• What is expected:
Copy every entry exactly as given, minus the images.

Start Data

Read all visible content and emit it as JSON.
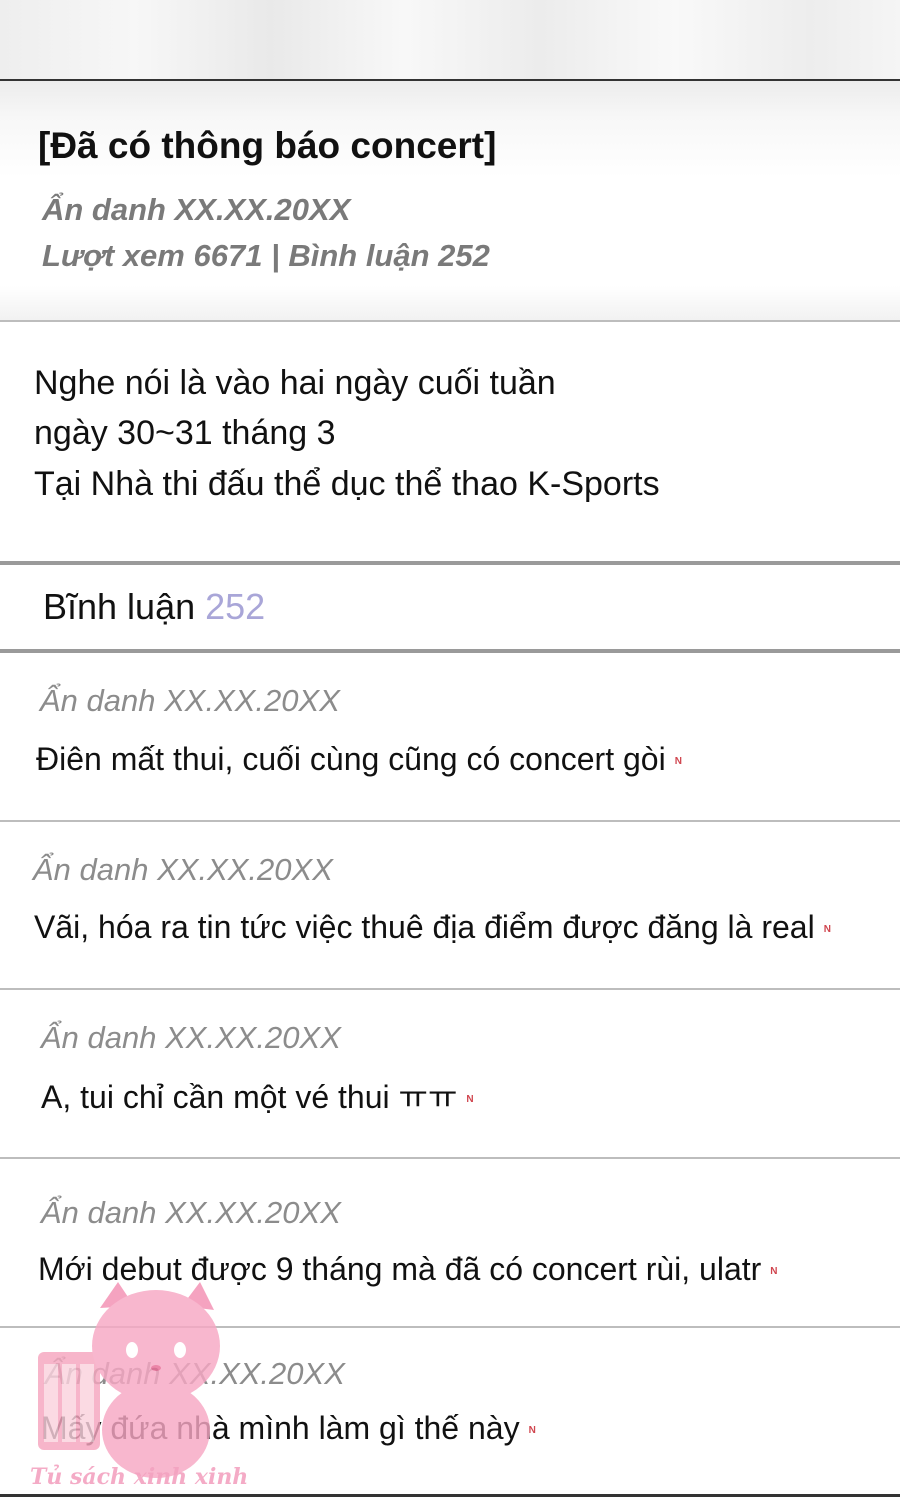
{
  "post": {
    "title": "[Đã có thông báo concert]",
    "author_date": "Ẩn danh XX.XX.20XX",
    "stats": "Lượt xem 6671 | Bình luận 252",
    "body": [
      "Nghe nói là vào hai ngày cuối tuần",
      "ngày 30~31 tháng 3",
      "Tại Nhà thi đấu thể dục thể thao K-Sports"
    ]
  },
  "comments_section": {
    "label": "Bĩnh luận",
    "count": "252",
    "count_color": "#a9a6d8"
  },
  "comments": [
    {
      "author": "Ẩn danh XX.XX.20XX",
      "text": "Điên mất thui, cuối cùng cũng có concert gòi"
    },
    {
      "author": "Ẩn danh XX.XX.20XX",
      "text": "Vãi, hóa ra tin tức việc thuê địa điểm được đăng là real"
    },
    {
      "author": "Ẩn danh XX.XX.20XX",
      "text": "A, tui chỉ cần một vé thui ㅠㅠ"
    },
    {
      "author": "Ẩn danh XX.XX.20XX",
      "text": "Mới debut được 9 tháng mà đã có concert rùi, ulatr"
    },
    {
      "author": "Ẩn danh XX.XX.20XX",
      "text": "Mấy đứa nhà mình làm gì thế này"
    }
  ],
  "new_badge": "N",
  "watermark": {
    "text": "Tủ sách xinh xinh",
    "icon": "pink-cat-icon",
    "color": "#f3a3c0"
  }
}
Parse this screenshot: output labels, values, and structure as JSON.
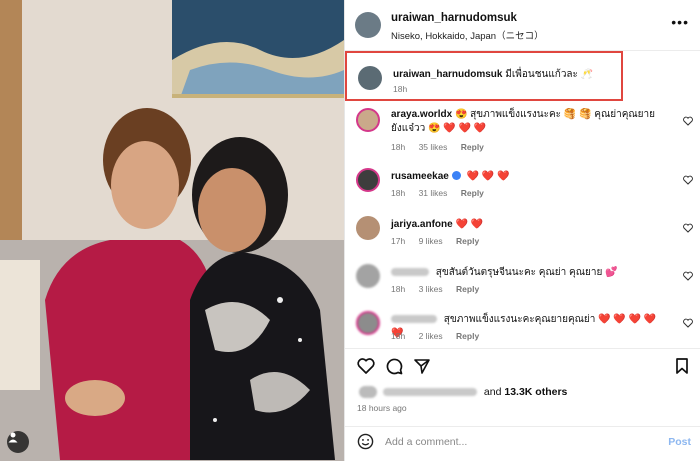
{
  "post": {
    "author": "uraiwan_harnudomsuk",
    "location": "Niseko, Hokkaido, Japan（ニセコ）",
    "more_icon": "more-horizontal-icon"
  },
  "caption": {
    "author": "uraiwan_harnudomsuk",
    "text": "มีเพื่อนชนแก้วละ 🥂",
    "time": "18h"
  },
  "comments": [
    {
      "user": "araya.worldx",
      "text": "😍 สุขภาพแข็งแรงนะคะ 🥞 🥞 คุณย่าคุณยายยังแจ๋วว",
      "hearts": "😍 ❤️ ❤️ ❤️",
      "time": "18h",
      "likes": "35 likes",
      "reply": "Reply"
    },
    {
      "user": "rusameekae",
      "text": "",
      "hearts": "❤️ ❤️ ❤️",
      "time": "18h",
      "likes": "31 likes",
      "reply": "Reply"
    },
    {
      "user": "jariya.anfone",
      "text": "",
      "hearts": "❤️ ❤️",
      "time": "17h",
      "likes": "9 likes",
      "reply": "Reply"
    },
    {
      "user": "",
      "text": "สุขสันต์วันตรุษจีนนะคะ คุณย่า คุณยาย",
      "hearts": "💕",
      "time": "18h",
      "likes": "3 likes",
      "reply": "Reply"
    },
    {
      "user": "",
      "text": "สุขภาพแข็งแรงนะคะคุณยายคุณย่า",
      "hearts": "❤️ ❤️ ❤️ ❤️ ❤️",
      "time": "18h",
      "likes": "2 likes",
      "reply": "Reply"
    }
  ],
  "actions": {
    "like_icon": "heart-icon",
    "comment_icon": "comment-icon",
    "share_icon": "share-icon",
    "save_icon": "bookmark-icon"
  },
  "likes_summary": {
    "suffix": "and",
    "count": "13.3K others"
  },
  "posted_ago": "18 hours ago",
  "add_comment": {
    "placeholder": "Add a comment...",
    "post_label": "Post",
    "emoji_icon": "emoji-icon"
  },
  "colors": {
    "highlight_border": "#e0463f",
    "heart": "#e0245e",
    "link_post": "#8db7f0",
    "verified": "#3b82f6"
  }
}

End Data

• Response to the exercise:
Read all visible content and emit it as JSON.
{
  "post": {
    "title": "[Đã có thông báo concert]",
    "author_date": "Ẩn danh XX.XX.20XX",
    "stats": "Lượt xem 6671 | Bình luận 252",
    "body": [
      "Nghe nói là vào hai ngày cuối tuần",
      "ngày 30~31 tháng 3",
      "Tại Nhà thi đấu thể dục thể thao K-Sports"
    ]
  },
  "comments_section": {
    "label": "Bĩnh luận",
    "count": "252",
    "count_color": "#a9a6d8"
  },
  "comments": [
    {
      "author": "Ẩn danh XX.XX.20XX",
      "text": "Điên mất thui, cuối cùng cũng có concert gòi"
    },
    {
      "author": "Ẩn danh XX.XX.20XX",
      "text": "Vãi, hóa ra tin tức việc thuê địa điểm được đăng là real"
    },
    {
      "author": "Ẩn danh XX.XX.20XX",
      "text": "A, tui chỉ cần một vé thui ㅠㅠ"
    },
    {
      "author": "Ẩn danh XX.XX.20XX",
      "text": "Mới debut được 9 tháng mà đã có concert rùi, ulatr"
    },
    {
      "author": "Ẩn danh XX.XX.20XX",
      "text": "Mấy đứa nhà mình làm gì thế này"
    }
  ],
  "new_badge": "N",
  "watermark": {
    "text": "Tủ sách xinh xinh",
    "icon": "pink-cat-icon",
    "color": "#f3a3c0"
  }
}
Parse this screenshot: output labels, values, and structure as JSON.
{
  "post": {
    "author": "uraiwan_harnudomsuk",
    "location": "Niseko, Hokkaido, Japan（ニセコ）",
    "more_icon": "more-horizontal-icon"
  },
  "caption": {
    "author": "uraiwan_harnudomsuk",
    "text": "มีเพื่อนชนแก้วละ 🥂",
    "time": "18h"
  },
  "comments": [
    {
      "user": "araya.worldx",
      "text": "😍 สุขภาพแข็งแรงนะคะ 🥞 🥞 คุณย่าคุณยายยังแจ๋วว",
      "hearts": "😍 ❤️ ❤️ ❤️",
      "time": "18h",
      "likes": "35 likes",
      "reply": "Reply"
    },
    {
      "user": "rusameekae",
      "text": "",
      "hearts": "❤️ ❤️ ❤️",
      "time": "18h",
      "likes": "31 likes",
      "reply": "Reply"
    },
    {
      "user": "jariya.anfone",
      "text": "",
      "hearts": "❤️ ❤️",
      "time": "17h",
      "likes": "9 likes",
      "reply": "Reply"
    },
    {
      "user": "",
      "text": "สุขสันต์วันตรุษจีนนะคะ คุณย่า คุณยาย",
      "hearts": "💕",
      "time": "18h",
      "likes": "3 likes",
      "reply": "Reply"
    },
    {
      "user": "",
      "text": "สุขภาพแข็งแรงนะคะคุณยายคุณย่า",
      "hearts": "❤️ ❤️ ❤️ ❤️ ❤️",
      "time": "18h",
      "likes": "2 likes",
      "reply": "Reply"
    }
  ],
  "actions": {
    "like_icon": "heart-icon",
    "comment_icon": "comment-icon",
    "share_icon": "share-icon",
    "save_icon": "bookmark-icon"
  },
  "likes_summary": {
    "suffix": "and",
    "count": "13.3K others"
  },
  "posted_ago": "18 hours ago",
  "add_comment": {
    "placeholder": "Add a comment...",
    "post_label": "Post",
    "emoji_icon": "emoji-icon"
  },
  "colors": {
    "highlight_border": "#e0463f",
    "heart": "#e0245e",
    "link_post": "#8db7f0",
    "verified": "#3b82f6"
  }
}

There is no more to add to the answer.